CHALLENGE: Tally the lines in the data that follows that include the word "SASB", and report nothing but the total.

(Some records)
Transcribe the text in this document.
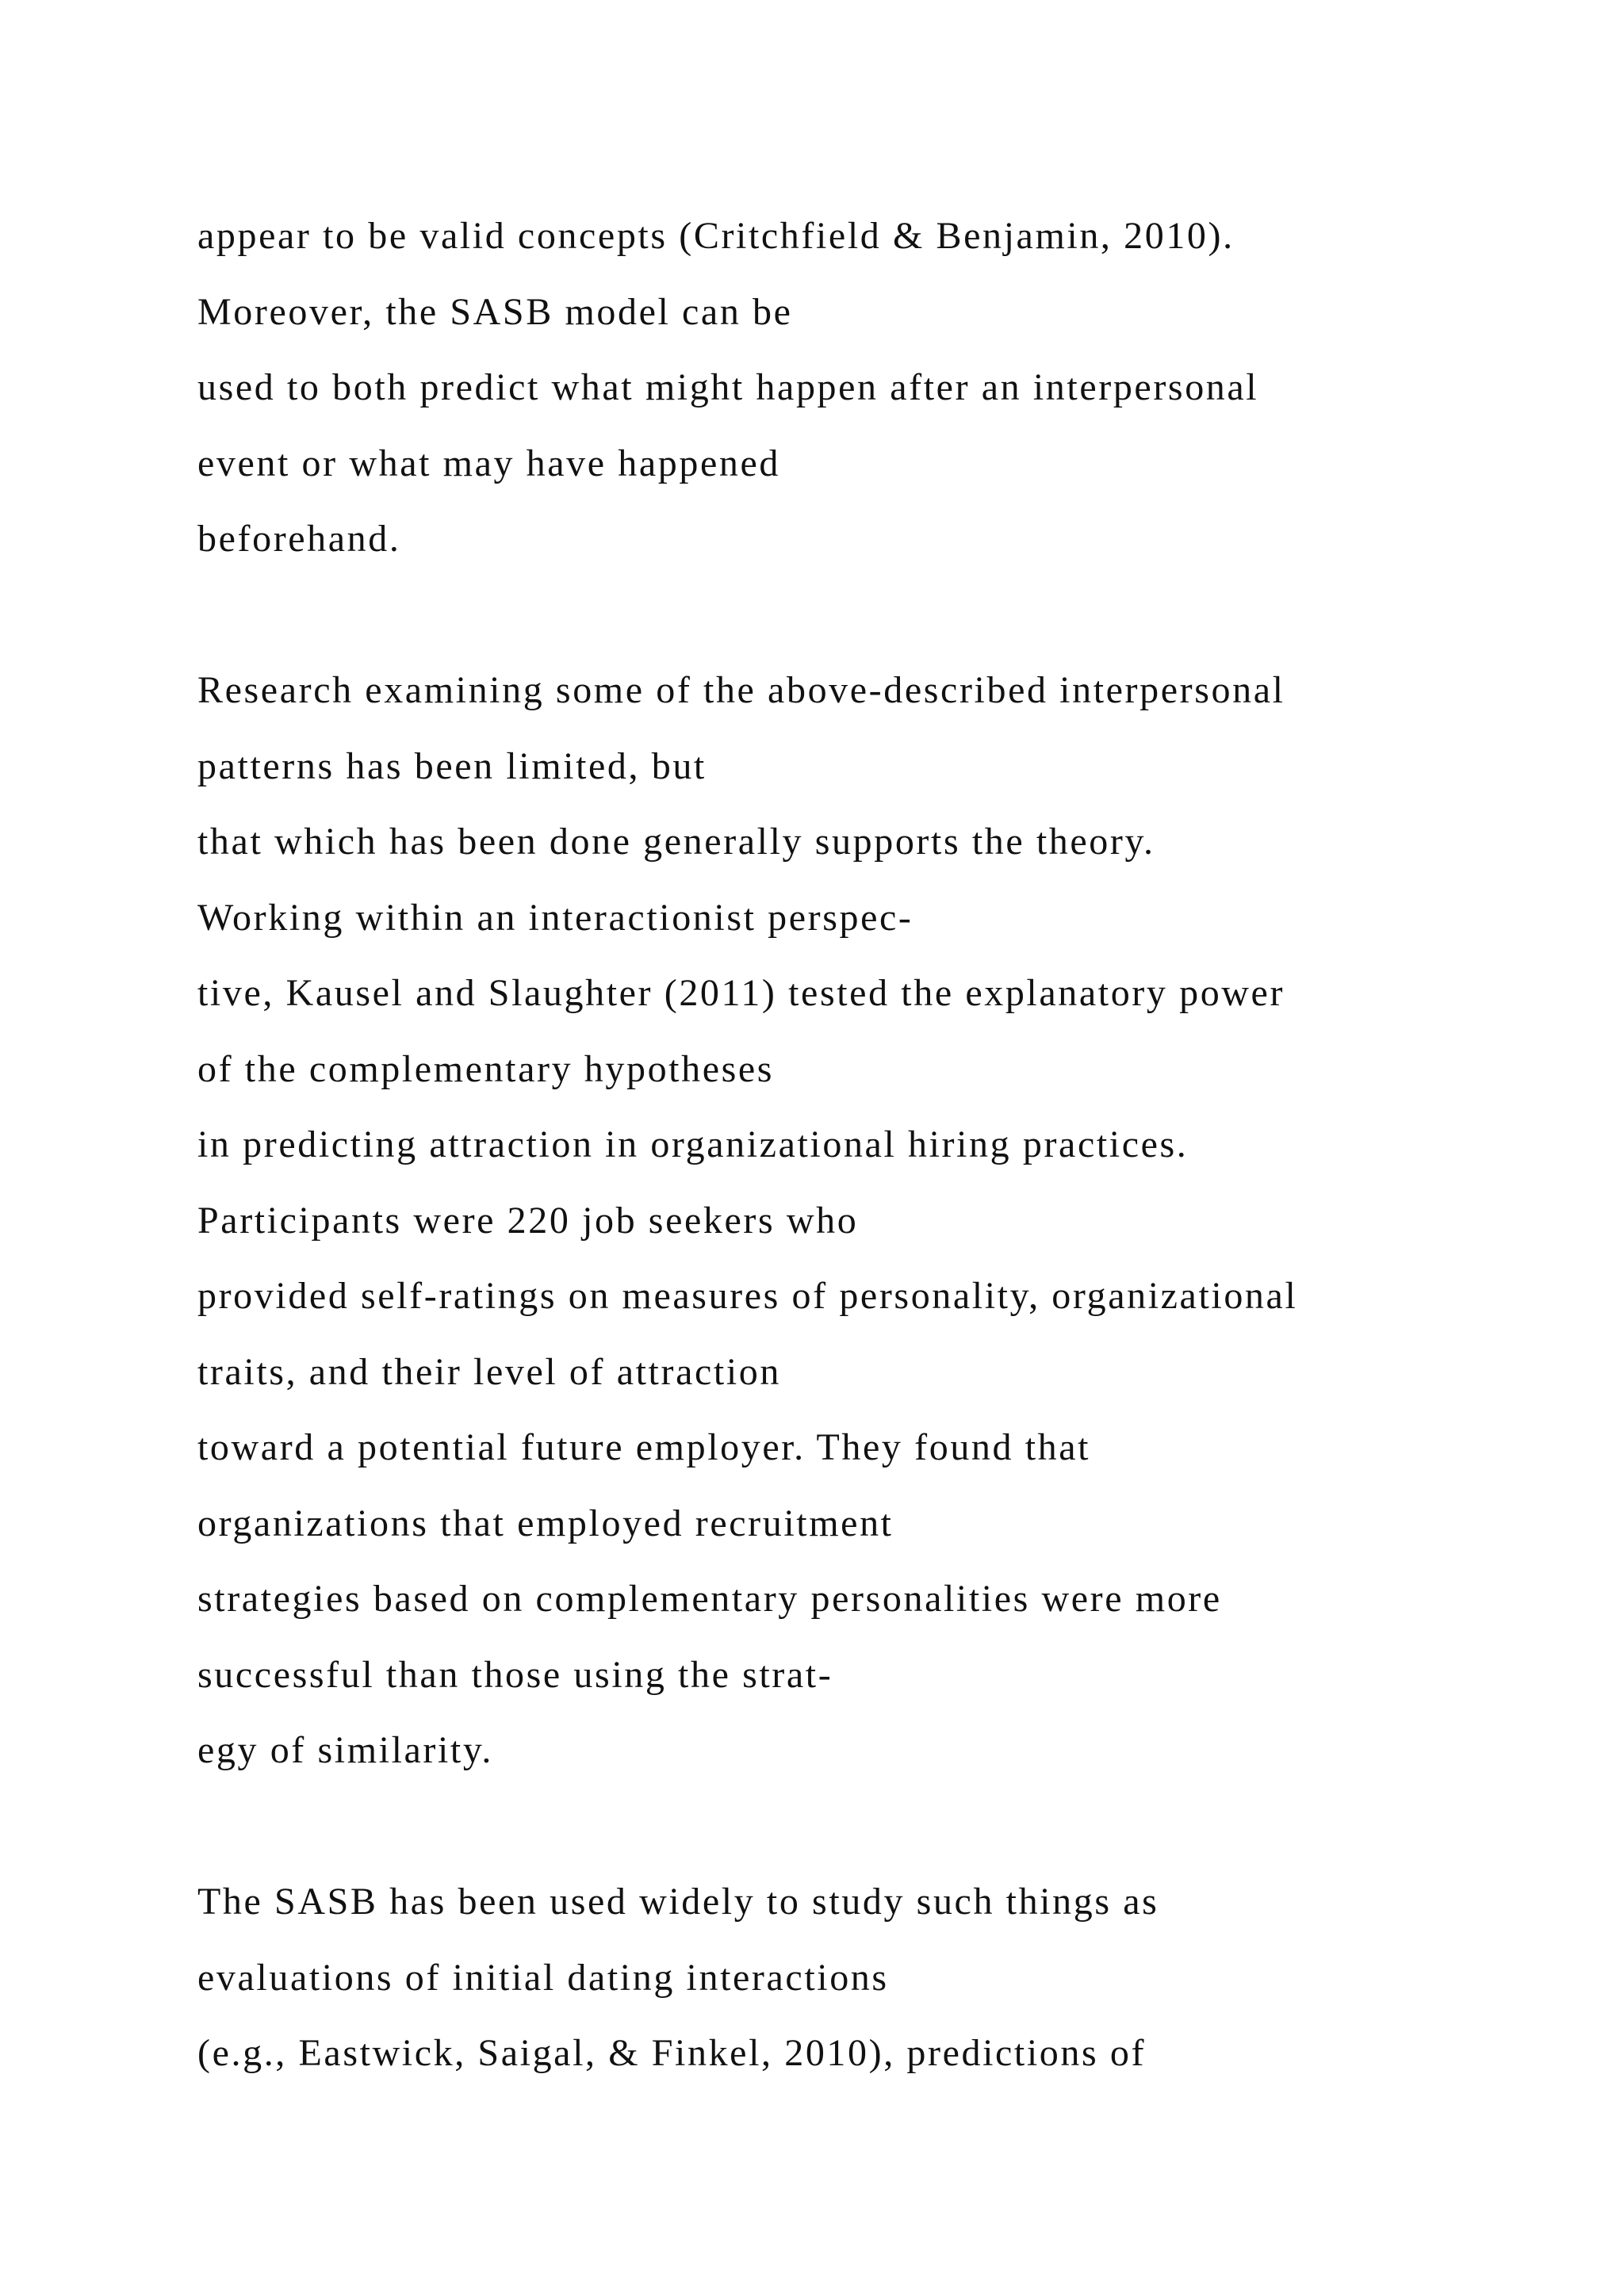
appear to be valid concepts (Critchfield & Benjamin, 2010).
Moreover, the SASB model can be
used to both predict what might happen after an interpersonal
event or what may have happened
beforehand.
Research examining some of the above-described interpersonal
patterns has been limited, but
that which has been done generally supports the theory.
Working within an interactionist perspec-
tive, Kausel and Slaughter (2011) tested the explanatory power
of the complementary hypotheses
in predicting attraction in organizational hiring practices.
Participants were 220 job seekers who
provided self-ratings on measures of personality, organizational
traits, and their level of attraction
toward a potential future employer. They found that
organizations that employed recruitment
strategies based on complementary personalities were more
successful than those using the strat-
egy of similarity.
The SASB has been used widely to study such things as
evaluations of initial dating interactions
(e.g., Eastwick, Saigal, & Finkel, 2010), predictions of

PROBLEM SOLUTION: 2